■ SET PROBLEM
Pictures stay out; everything else in the records below is copied exactly.

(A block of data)
+-------+
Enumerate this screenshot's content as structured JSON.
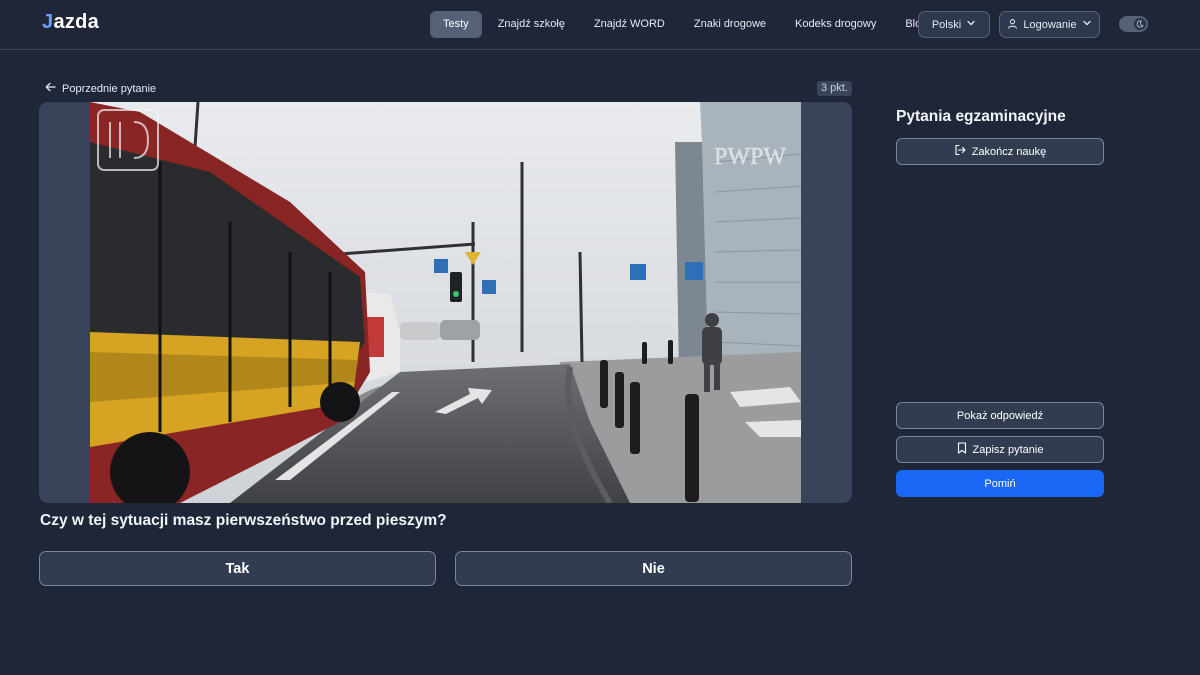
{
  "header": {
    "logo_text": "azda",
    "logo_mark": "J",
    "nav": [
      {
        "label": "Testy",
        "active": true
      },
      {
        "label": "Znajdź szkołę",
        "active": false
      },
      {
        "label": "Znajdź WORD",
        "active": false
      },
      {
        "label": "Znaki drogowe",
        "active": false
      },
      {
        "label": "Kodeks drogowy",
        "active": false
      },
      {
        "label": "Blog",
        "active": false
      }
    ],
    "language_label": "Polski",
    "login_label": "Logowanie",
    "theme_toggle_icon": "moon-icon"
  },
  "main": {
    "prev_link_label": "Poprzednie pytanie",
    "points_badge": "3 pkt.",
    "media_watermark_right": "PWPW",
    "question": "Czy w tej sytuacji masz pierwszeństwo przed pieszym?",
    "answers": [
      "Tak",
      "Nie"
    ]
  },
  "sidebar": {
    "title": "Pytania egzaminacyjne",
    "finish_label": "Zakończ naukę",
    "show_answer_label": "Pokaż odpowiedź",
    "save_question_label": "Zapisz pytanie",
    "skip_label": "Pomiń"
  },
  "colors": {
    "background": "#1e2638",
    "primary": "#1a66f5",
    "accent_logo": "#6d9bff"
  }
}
+-------+
■ EXPECTED ANSWER
Enumerate this screenshot's content as structured JSON.
{
  "header": {
    "logo_text": "azda",
    "logo_mark": "J",
    "nav": [
      {
        "label": "Testy",
        "active": true
      },
      {
        "label": "Znajdź szkołę",
        "active": false
      },
      {
        "label": "Znajdź WORD",
        "active": false
      },
      {
        "label": "Znaki drogowe",
        "active": false
      },
      {
        "label": "Kodeks drogowy",
        "active": false
      },
      {
        "label": "Blog",
        "active": false
      }
    ],
    "language_label": "Polski",
    "login_label": "Logowanie",
    "theme_toggle_icon": "moon-icon"
  },
  "main": {
    "prev_link_label": "Poprzednie pytanie",
    "points_badge": "3 pkt.",
    "media_watermark_right": "PWPW",
    "question": "Czy w tej sytuacji masz pierwszeństwo przed pieszym?",
    "answers": [
      "Tak",
      "Nie"
    ]
  },
  "sidebar": {
    "title": "Pytania egzaminacyjne",
    "finish_label": "Zakończ naukę",
    "show_answer_label": "Pokaż odpowiedź",
    "save_question_label": "Zapisz pytanie",
    "skip_label": "Pomiń"
  },
  "colors": {
    "background": "#1e2638",
    "primary": "#1a66f5",
    "accent_logo": "#6d9bff"
  }
}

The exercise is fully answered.